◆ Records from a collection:
__________
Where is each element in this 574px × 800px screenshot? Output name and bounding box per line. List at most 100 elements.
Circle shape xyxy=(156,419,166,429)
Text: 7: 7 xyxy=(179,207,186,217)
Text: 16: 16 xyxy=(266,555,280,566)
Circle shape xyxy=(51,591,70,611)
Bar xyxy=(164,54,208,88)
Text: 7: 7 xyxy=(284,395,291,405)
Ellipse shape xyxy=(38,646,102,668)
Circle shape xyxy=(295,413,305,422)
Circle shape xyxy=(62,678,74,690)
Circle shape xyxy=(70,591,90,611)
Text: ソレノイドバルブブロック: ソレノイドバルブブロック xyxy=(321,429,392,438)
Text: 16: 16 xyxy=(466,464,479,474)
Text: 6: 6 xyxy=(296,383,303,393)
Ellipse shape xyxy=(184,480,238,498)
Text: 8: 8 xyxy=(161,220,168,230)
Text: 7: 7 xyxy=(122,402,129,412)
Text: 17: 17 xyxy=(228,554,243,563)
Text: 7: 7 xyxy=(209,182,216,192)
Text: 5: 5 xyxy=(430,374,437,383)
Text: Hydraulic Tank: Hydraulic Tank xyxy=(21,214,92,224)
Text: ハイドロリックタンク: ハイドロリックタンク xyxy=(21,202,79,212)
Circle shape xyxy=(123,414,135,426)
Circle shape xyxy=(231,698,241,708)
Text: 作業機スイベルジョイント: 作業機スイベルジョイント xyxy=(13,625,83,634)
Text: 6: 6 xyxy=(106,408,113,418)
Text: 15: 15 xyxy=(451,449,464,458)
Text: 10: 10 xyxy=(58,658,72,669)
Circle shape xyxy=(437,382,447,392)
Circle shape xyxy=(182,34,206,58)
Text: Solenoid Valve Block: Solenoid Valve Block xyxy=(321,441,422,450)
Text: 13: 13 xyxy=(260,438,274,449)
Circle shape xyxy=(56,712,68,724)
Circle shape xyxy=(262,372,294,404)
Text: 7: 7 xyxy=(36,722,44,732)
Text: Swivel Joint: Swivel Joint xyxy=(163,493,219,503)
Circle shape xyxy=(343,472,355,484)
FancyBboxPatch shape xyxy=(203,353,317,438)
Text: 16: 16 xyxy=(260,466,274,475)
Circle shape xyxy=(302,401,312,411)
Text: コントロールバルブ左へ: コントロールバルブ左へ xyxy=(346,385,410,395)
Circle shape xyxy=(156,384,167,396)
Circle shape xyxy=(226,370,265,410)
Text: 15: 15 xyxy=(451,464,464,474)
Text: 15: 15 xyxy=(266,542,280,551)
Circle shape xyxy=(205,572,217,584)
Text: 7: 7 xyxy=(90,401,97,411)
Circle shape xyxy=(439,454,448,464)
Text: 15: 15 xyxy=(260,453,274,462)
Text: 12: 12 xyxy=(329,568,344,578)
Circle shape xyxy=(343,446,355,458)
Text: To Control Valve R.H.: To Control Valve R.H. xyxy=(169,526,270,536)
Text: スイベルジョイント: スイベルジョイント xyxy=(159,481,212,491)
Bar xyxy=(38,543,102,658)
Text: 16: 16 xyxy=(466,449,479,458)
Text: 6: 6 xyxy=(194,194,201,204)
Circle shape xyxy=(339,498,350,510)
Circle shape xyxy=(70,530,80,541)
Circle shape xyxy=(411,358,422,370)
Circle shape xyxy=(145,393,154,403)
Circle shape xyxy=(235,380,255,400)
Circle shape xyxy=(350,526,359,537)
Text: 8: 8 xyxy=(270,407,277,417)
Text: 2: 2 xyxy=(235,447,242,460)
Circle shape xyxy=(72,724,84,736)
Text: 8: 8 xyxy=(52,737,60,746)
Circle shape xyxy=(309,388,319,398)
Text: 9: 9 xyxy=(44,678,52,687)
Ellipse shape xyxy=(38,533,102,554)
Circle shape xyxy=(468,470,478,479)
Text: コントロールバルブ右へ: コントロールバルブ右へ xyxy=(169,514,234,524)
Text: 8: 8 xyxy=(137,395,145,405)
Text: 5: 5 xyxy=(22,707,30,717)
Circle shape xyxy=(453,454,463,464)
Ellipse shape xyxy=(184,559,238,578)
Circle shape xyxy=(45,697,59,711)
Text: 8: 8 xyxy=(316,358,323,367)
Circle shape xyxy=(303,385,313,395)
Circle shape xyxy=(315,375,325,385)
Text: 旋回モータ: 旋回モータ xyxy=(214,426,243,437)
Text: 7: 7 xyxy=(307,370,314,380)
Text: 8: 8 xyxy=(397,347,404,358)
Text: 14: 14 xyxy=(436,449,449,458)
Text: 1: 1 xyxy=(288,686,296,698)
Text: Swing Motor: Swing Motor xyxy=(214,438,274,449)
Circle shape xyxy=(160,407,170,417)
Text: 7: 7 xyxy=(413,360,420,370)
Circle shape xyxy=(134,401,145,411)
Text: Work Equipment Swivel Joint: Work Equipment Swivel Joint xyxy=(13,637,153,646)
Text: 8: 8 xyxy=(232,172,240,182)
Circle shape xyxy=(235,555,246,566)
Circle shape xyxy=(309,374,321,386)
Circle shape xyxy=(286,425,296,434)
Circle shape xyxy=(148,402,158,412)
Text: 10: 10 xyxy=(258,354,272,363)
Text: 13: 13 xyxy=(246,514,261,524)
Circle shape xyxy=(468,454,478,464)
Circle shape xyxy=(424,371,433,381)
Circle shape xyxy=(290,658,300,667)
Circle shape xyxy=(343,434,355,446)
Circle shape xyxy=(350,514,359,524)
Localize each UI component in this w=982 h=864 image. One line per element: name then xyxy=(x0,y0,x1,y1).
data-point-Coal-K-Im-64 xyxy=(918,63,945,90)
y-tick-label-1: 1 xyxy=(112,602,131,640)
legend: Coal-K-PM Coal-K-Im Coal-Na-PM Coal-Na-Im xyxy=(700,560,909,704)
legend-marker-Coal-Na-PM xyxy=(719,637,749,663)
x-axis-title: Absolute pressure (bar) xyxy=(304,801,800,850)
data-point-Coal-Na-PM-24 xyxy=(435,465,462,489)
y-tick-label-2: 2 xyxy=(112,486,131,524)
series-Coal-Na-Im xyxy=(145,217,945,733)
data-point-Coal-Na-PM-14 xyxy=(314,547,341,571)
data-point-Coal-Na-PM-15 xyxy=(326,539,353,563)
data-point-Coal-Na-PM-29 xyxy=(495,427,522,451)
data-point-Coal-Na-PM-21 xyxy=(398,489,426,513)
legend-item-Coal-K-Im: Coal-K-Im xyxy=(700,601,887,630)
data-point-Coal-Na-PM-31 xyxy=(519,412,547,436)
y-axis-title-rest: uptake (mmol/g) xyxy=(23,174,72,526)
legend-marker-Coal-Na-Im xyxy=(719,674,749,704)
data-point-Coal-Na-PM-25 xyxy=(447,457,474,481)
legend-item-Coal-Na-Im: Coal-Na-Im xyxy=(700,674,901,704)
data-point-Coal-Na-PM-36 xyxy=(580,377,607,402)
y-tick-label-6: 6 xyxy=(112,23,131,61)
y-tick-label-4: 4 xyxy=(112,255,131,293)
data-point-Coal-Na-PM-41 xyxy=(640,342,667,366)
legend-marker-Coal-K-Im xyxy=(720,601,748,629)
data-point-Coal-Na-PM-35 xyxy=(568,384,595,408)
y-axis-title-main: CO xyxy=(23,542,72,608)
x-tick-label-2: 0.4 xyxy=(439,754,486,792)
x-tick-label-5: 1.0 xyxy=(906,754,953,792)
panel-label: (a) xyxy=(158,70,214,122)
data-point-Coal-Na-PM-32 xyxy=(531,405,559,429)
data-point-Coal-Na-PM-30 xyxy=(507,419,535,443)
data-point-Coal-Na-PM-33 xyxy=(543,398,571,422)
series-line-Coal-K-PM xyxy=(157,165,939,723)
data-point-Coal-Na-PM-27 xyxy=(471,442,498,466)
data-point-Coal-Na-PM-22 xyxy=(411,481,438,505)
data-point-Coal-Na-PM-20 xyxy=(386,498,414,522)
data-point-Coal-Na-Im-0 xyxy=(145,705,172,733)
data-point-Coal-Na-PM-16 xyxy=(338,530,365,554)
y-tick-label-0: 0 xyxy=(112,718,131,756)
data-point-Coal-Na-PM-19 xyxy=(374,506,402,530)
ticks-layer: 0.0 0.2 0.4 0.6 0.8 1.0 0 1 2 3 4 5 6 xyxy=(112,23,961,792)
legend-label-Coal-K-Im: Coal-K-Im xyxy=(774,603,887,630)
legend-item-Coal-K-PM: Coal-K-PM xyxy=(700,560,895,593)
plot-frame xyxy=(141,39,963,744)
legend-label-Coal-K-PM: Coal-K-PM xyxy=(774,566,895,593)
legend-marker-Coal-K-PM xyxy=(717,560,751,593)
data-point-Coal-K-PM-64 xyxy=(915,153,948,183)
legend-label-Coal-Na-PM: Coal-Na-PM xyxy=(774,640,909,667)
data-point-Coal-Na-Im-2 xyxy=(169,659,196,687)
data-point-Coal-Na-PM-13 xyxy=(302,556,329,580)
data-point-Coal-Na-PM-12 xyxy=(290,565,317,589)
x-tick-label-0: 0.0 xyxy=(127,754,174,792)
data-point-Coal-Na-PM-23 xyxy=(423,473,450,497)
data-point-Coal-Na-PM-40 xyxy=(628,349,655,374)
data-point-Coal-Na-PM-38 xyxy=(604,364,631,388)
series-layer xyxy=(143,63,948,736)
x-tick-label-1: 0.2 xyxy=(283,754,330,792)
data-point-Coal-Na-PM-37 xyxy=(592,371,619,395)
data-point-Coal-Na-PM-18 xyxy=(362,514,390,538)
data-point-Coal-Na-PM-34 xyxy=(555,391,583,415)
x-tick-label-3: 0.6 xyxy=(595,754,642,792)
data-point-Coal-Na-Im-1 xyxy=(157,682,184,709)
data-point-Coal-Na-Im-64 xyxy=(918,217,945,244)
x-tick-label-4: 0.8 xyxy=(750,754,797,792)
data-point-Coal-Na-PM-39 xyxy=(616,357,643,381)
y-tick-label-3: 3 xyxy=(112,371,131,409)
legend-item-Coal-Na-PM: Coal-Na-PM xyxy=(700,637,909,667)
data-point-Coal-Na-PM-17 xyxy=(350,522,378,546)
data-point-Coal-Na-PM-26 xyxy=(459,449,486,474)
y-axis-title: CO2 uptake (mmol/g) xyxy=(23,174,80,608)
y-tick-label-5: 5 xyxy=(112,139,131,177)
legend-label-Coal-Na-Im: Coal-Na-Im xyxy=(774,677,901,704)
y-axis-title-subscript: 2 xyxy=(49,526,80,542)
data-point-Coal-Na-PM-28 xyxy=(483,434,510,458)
__________
◆ INSTRUCTIONS FOR THE TASK: Copy out the lines of the records word for word, from the first line through the line that contains "Bar xyxy=(38,543,102,658)", including that line.

◆ SOLUTION FOR THIS PROBLEM:
Where is each element in this 574px × 800px screenshot? Output name and bounding box per line. List at most 100 elements.
Circle shape xyxy=(156,419,166,429)
Text: 7: 7 xyxy=(179,207,186,217)
Text: 16: 16 xyxy=(266,555,280,566)
Circle shape xyxy=(51,591,70,611)
Bar xyxy=(164,54,208,88)
Text: 7: 7 xyxy=(284,395,291,405)
Ellipse shape xyxy=(38,646,102,668)
Circle shape xyxy=(295,413,305,422)
Circle shape xyxy=(62,678,74,690)
Circle shape xyxy=(70,591,90,611)
Text: ソレノイドバルブブロック: ソレノイドバルブブロック xyxy=(321,429,392,438)
Text: 16: 16 xyxy=(466,464,479,474)
Text: 6: 6 xyxy=(296,383,303,393)
Ellipse shape xyxy=(184,480,238,498)
Text: 8: 8 xyxy=(161,220,168,230)
Text: 7: 7 xyxy=(122,402,129,412)
Text: 17: 17 xyxy=(228,554,243,563)
Text: 7: 7 xyxy=(209,182,216,192)
Text: 5: 5 xyxy=(430,374,437,383)
Text: Hydraulic Tank: Hydraulic Tank xyxy=(21,214,92,224)
Text: ハイドロリックタンク: ハイドロリックタンク xyxy=(21,202,79,212)
Circle shape xyxy=(123,414,135,426)
Circle shape xyxy=(231,698,241,708)
Text: 作業機スイベルジョイント: 作業機スイベルジョイント xyxy=(13,625,83,634)
Text: 6: 6 xyxy=(106,408,113,418)
Text: 15: 15 xyxy=(451,449,464,458)
Text: 10: 10 xyxy=(58,658,72,669)
Circle shape xyxy=(437,382,447,392)
Circle shape xyxy=(182,34,206,58)
Text: Solenoid Valve Block: Solenoid Valve Block xyxy=(321,441,422,450)
Text: 13: 13 xyxy=(260,438,274,449)
Circle shape xyxy=(56,712,68,724)
Circle shape xyxy=(262,372,294,404)
Text: 7: 7 xyxy=(36,722,44,732)
Text: Swivel Joint: Swivel Joint xyxy=(163,493,219,503)
Circle shape xyxy=(343,472,355,484)
FancyBboxPatch shape xyxy=(203,353,317,438)
Text: 16: 16 xyxy=(260,466,274,475)
Circle shape xyxy=(302,401,312,411)
Text: コントロールバルブ左へ: コントロールバルブ左へ xyxy=(346,385,410,395)
Circle shape xyxy=(156,384,167,396)
Circle shape xyxy=(226,370,265,410)
Text: 15: 15 xyxy=(451,464,464,474)
Text: 15: 15 xyxy=(266,542,280,551)
Circle shape xyxy=(205,572,217,584)
Text: 7: 7 xyxy=(90,401,97,411)
Circle shape xyxy=(439,454,448,464)
Text: 15: 15 xyxy=(260,453,274,462)
Text: 12: 12 xyxy=(329,568,344,578)
Circle shape xyxy=(343,446,355,458)
Text: To Control Valve R.H.: To Control Valve R.H. xyxy=(169,526,270,536)
Text: スイベルジョイント: スイベルジョイント xyxy=(159,481,212,491)
Bar xyxy=(38,543,102,658)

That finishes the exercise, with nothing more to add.